*** Dataset entries ***

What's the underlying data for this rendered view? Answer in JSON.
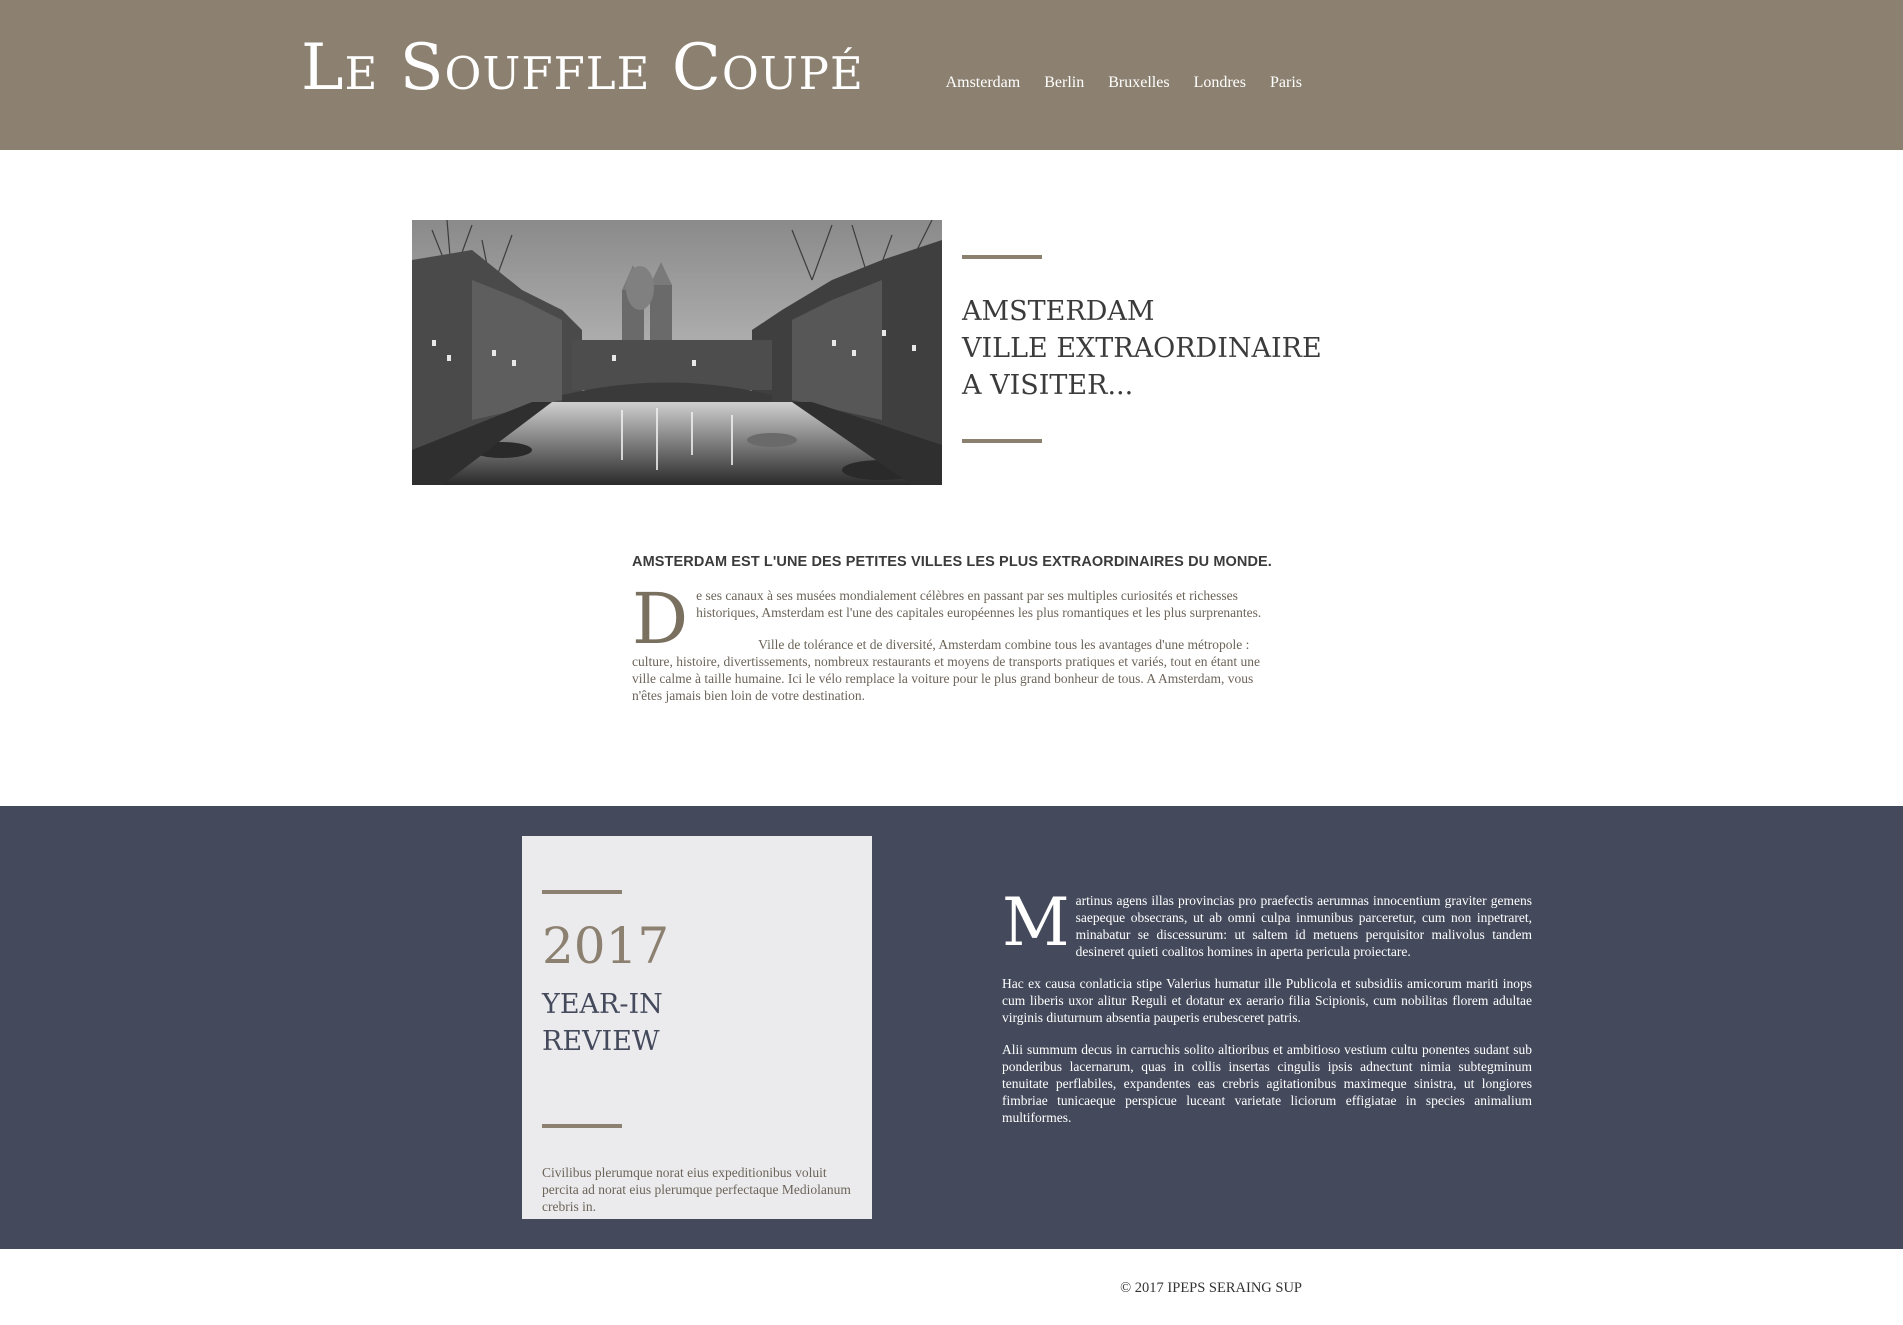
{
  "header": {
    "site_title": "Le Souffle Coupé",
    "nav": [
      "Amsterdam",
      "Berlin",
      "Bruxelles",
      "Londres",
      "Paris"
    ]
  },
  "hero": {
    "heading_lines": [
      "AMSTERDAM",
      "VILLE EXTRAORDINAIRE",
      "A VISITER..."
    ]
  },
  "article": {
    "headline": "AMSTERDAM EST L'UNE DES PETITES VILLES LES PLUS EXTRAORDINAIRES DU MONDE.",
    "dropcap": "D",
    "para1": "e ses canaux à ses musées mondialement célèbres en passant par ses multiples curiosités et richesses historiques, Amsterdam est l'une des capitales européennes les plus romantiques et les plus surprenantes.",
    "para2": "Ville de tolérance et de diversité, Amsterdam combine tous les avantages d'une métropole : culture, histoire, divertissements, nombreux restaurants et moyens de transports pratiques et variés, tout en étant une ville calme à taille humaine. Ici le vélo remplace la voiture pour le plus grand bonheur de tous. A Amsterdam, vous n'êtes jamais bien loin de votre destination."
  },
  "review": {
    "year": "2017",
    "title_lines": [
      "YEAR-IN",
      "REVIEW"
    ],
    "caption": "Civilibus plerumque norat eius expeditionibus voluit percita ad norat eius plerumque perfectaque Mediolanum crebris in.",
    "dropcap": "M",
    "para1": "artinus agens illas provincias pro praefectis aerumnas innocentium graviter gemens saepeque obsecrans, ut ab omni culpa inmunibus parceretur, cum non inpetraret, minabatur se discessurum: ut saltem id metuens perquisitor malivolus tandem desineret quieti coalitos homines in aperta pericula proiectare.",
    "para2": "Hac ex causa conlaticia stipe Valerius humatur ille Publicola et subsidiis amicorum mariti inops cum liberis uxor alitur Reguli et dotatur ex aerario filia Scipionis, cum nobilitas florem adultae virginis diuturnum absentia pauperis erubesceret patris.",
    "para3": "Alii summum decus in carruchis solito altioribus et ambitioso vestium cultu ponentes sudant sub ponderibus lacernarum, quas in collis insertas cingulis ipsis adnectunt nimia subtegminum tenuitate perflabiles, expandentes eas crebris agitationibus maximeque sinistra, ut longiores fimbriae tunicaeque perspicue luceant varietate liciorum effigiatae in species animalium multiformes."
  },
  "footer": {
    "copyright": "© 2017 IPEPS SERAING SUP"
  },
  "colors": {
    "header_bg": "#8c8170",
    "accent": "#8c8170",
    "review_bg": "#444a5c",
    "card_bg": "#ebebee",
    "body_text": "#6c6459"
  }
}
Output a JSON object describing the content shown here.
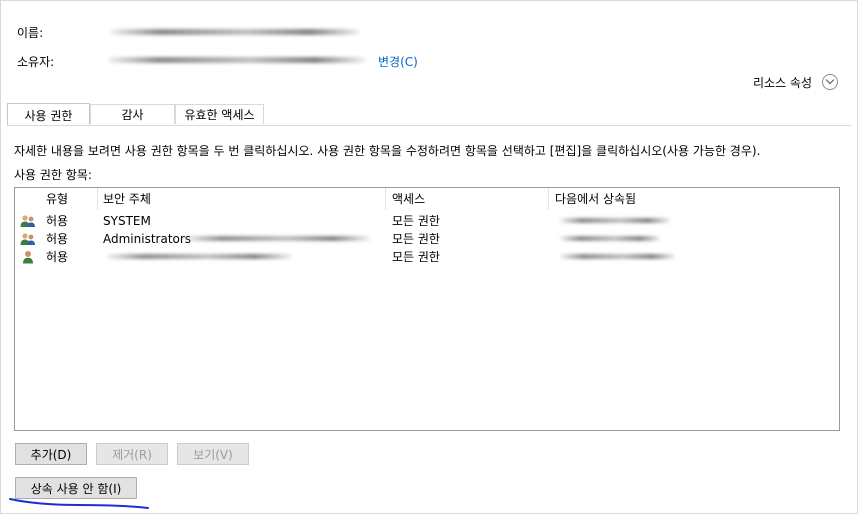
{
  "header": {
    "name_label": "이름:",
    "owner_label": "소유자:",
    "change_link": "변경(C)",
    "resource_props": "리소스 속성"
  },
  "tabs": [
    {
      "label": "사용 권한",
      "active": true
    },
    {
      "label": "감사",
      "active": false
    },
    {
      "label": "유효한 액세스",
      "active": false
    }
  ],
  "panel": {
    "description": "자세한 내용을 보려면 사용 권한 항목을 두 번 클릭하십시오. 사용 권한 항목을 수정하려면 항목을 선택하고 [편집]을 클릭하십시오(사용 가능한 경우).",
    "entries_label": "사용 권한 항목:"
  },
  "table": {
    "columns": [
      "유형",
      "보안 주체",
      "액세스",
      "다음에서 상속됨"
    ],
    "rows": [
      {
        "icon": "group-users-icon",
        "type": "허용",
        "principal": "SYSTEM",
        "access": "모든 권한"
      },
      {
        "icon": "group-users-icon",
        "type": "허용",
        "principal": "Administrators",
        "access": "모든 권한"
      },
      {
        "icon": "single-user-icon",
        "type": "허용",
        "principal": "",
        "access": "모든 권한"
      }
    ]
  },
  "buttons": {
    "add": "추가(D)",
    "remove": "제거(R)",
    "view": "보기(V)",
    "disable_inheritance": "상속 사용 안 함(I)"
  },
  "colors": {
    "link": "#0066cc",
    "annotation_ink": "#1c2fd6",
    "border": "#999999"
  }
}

***

Task statement –
Strip the images and reproduce the remaining records precisely.

Written response –
What's the underlying data for this rendered view? Answer in JSON.
{
  "header": {
    "site_title": "Le Souffle Coupé",
    "nav": [
      "Amsterdam",
      "Berlin",
      "Bruxelles",
      "Londres",
      "Paris"
    ]
  },
  "hero": {
    "heading_lines": [
      "AMSTERDAM",
      "VILLE EXTRAORDINAIRE",
      "A VISITER..."
    ]
  },
  "article": {
    "headline": "AMSTERDAM EST L'UNE DES PETITES VILLES LES PLUS EXTRAORDINAIRES DU MONDE.",
    "dropcap": "D",
    "para1": "e ses canaux à ses musées mondialement célèbres en passant par ses multiples curiosités et richesses historiques, Amsterdam est l'une des capitales européennes les plus romantiques et les plus surprenantes.",
    "para2": "Ville de tolérance et de diversité, Amsterdam combine tous les avantages d'une métropole : culture, histoire, divertissements, nombreux restaurants et moyens de transports pratiques et variés, tout en étant une ville calme à taille humaine. Ici le vélo remplace la voiture pour le plus grand bonheur de tous. A Amsterdam, vous n'êtes jamais bien loin de votre destination."
  },
  "review": {
    "year": "2017",
    "title_lines": [
      "YEAR-IN",
      "REVIEW"
    ],
    "caption": "Civilibus plerumque norat eius expeditionibus voluit percita ad norat eius plerumque perfectaque Mediolanum crebris in.",
    "dropcap": "M",
    "para1": "artinus agens illas provincias pro praefectis aerumnas innocentium graviter gemens saepeque obsecrans, ut ab omni culpa inmunibus parceretur, cum non inpetraret, minabatur se discessurum: ut saltem id metuens perquisitor malivolus tandem desineret quieti coalitos homines in aperta pericula proiectare.",
    "para2": "Hac ex causa conlaticia stipe Valerius humatur ille Publicola et subsidiis amicorum mariti inops cum liberis uxor alitur Reguli et dotatur ex aerario filia Scipionis, cum nobilitas florem adultae virginis diuturnum absentia pauperis erubesceret patris.",
    "para3": "Alii summum decus in carruchis solito altioribus et ambitioso vestium cultu ponentes sudant sub ponderibus lacernarum, quas in collis insertas cingulis ipsis adnectunt nimia subtegminum tenuitate perflabiles, expandentes eas crebris agitationibus maximeque sinistra, ut longiores fimbriae tunicaeque perspicue luceant varietate liciorum effigiatae in species animalium multiformes."
  },
  "footer": {
    "copyright": "© 2017 IPEPS SERAING SUP"
  },
  "colors": {
    "header_bg": "#8c8170",
    "accent": "#8c8170",
    "review_bg": "#444a5c",
    "card_bg": "#ebebee",
    "body_text": "#6c6459"
  }
}
Output a JSON object describing the content shown here.
{
  "header": {
    "name_label": "이름:",
    "owner_label": "소유자:",
    "change_link": "변경(C)",
    "resource_props": "리소스 속성"
  },
  "tabs": [
    {
      "label": "사용 권한",
      "active": true
    },
    {
      "label": "감사",
      "active": false
    },
    {
      "label": "유효한 액세스",
      "active": false
    }
  ],
  "panel": {
    "description": "자세한 내용을 보려면 사용 권한 항목을 두 번 클릭하십시오. 사용 권한 항목을 수정하려면 항목을 선택하고 [편집]을 클릭하십시오(사용 가능한 경우).",
    "entries_label": "사용 권한 항목:"
  },
  "table": {
    "columns": [
      "유형",
      "보안 주체",
      "액세스",
      "다음에서 상속됨"
    ],
    "rows": [
      {
        "icon": "group-users-icon",
        "type": "허용",
        "principal": "SYSTEM",
        "access": "모든 권한"
      },
      {
        "icon": "group-users-icon",
        "type": "허용",
        "principal": "Administrators",
        "access": "모든 권한"
      },
      {
        "icon": "single-user-icon",
        "type": "허용",
        "principal": "",
        "access": "모든 권한"
      }
    ]
  },
  "buttons": {
    "add": "추가(D)",
    "remove": "제거(R)",
    "view": "보기(V)",
    "disable_inheritance": "상속 사용 안 함(I)"
  },
  "colors": {
    "link": "#0066cc",
    "annotation_ink": "#1c2fd6",
    "border": "#999999"
  }
}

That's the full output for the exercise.